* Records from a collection
## Start

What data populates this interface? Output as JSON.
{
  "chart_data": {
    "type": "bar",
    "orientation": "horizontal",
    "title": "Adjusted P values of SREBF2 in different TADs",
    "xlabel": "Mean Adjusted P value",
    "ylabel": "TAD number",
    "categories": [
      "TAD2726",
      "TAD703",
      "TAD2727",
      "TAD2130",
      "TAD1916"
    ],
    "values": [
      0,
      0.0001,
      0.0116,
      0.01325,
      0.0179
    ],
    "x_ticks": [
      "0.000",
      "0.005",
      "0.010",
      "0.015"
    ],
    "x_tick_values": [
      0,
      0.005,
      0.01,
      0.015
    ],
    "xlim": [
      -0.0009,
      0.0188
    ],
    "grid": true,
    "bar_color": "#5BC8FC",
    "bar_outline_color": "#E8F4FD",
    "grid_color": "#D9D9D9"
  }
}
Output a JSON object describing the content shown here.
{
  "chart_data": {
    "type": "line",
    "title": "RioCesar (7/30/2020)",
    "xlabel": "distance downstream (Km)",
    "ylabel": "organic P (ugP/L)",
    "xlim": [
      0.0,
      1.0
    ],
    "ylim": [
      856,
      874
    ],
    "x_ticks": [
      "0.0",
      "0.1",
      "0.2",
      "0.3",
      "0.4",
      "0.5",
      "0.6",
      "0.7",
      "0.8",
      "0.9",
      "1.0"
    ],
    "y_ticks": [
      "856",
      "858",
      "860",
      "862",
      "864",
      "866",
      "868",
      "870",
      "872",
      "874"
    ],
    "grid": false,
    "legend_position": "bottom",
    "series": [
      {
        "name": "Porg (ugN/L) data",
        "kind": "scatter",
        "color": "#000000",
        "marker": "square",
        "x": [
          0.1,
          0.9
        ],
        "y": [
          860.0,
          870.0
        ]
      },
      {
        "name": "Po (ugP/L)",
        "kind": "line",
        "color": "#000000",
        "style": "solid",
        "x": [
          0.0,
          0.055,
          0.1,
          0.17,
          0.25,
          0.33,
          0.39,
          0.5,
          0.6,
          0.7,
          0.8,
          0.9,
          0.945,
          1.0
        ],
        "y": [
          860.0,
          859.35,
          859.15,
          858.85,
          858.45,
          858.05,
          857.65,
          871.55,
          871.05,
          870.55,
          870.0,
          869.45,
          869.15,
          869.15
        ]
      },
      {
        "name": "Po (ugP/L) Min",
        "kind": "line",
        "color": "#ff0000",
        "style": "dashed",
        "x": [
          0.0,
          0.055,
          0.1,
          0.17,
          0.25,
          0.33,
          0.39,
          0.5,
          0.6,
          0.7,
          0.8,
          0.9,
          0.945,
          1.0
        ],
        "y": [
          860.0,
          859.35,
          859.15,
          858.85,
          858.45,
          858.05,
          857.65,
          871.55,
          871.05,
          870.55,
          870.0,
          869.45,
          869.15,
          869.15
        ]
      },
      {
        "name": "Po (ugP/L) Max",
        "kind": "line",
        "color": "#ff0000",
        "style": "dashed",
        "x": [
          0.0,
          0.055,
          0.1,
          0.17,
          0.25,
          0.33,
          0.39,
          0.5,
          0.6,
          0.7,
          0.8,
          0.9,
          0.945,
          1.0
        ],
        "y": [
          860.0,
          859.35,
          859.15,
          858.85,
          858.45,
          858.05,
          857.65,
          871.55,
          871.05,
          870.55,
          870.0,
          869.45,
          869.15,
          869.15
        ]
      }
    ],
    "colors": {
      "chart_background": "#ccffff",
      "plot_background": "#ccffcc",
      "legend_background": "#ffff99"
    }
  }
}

## End

* Exercise instructions
A line counts if it holds the word "JSON". Work out how many lines in the listing count, and give only that number.

* Result of this exercise
2